Work to be completed:
Locate each line below that includes "title" and reproduce it.

Stored data:
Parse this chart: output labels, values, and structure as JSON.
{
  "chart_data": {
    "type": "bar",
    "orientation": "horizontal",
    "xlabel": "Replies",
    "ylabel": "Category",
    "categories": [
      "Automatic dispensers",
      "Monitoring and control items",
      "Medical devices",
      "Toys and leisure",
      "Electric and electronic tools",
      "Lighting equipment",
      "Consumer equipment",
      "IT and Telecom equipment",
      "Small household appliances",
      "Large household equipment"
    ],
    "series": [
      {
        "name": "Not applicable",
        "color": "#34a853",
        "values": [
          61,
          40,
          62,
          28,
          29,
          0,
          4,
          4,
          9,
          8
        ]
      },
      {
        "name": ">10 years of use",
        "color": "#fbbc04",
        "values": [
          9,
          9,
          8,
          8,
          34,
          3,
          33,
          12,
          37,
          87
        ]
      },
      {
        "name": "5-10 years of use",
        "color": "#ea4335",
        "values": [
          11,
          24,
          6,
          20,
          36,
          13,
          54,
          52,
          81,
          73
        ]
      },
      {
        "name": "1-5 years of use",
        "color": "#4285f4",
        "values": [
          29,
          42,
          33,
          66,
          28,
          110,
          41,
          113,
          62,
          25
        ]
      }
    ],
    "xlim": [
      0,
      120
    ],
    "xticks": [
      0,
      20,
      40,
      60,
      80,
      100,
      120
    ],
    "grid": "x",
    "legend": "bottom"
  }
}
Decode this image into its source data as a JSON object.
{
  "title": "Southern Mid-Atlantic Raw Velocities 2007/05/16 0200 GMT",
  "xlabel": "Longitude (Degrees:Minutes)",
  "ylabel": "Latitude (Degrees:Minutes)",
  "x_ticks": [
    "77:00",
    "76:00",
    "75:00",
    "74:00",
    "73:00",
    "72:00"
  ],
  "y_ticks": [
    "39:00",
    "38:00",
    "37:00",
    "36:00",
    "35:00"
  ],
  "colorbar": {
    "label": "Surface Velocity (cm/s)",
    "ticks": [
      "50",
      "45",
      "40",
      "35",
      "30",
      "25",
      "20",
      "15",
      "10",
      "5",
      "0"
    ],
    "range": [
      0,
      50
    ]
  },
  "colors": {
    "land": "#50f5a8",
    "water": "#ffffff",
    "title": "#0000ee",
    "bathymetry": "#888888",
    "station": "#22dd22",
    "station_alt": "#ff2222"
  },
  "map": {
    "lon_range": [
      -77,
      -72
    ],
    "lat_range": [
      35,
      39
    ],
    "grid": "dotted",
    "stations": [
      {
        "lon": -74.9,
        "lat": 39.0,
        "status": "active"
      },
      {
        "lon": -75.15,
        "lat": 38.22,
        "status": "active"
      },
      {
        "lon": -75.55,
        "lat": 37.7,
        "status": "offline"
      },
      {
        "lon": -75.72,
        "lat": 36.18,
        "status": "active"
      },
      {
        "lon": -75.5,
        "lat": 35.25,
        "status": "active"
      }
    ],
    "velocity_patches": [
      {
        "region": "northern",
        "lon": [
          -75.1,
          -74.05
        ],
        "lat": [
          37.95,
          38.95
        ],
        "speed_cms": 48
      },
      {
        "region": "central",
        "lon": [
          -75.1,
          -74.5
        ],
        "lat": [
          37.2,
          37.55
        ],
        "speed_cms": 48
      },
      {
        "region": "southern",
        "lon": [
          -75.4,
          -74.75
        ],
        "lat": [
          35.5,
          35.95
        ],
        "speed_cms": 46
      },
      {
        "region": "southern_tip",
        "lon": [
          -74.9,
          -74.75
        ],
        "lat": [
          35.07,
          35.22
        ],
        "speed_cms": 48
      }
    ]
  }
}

Written reply:
  "title": "Southern Mid-Atlantic Raw Velocities 2007/05/16 0200 GMT",
    "title": "#0000ee",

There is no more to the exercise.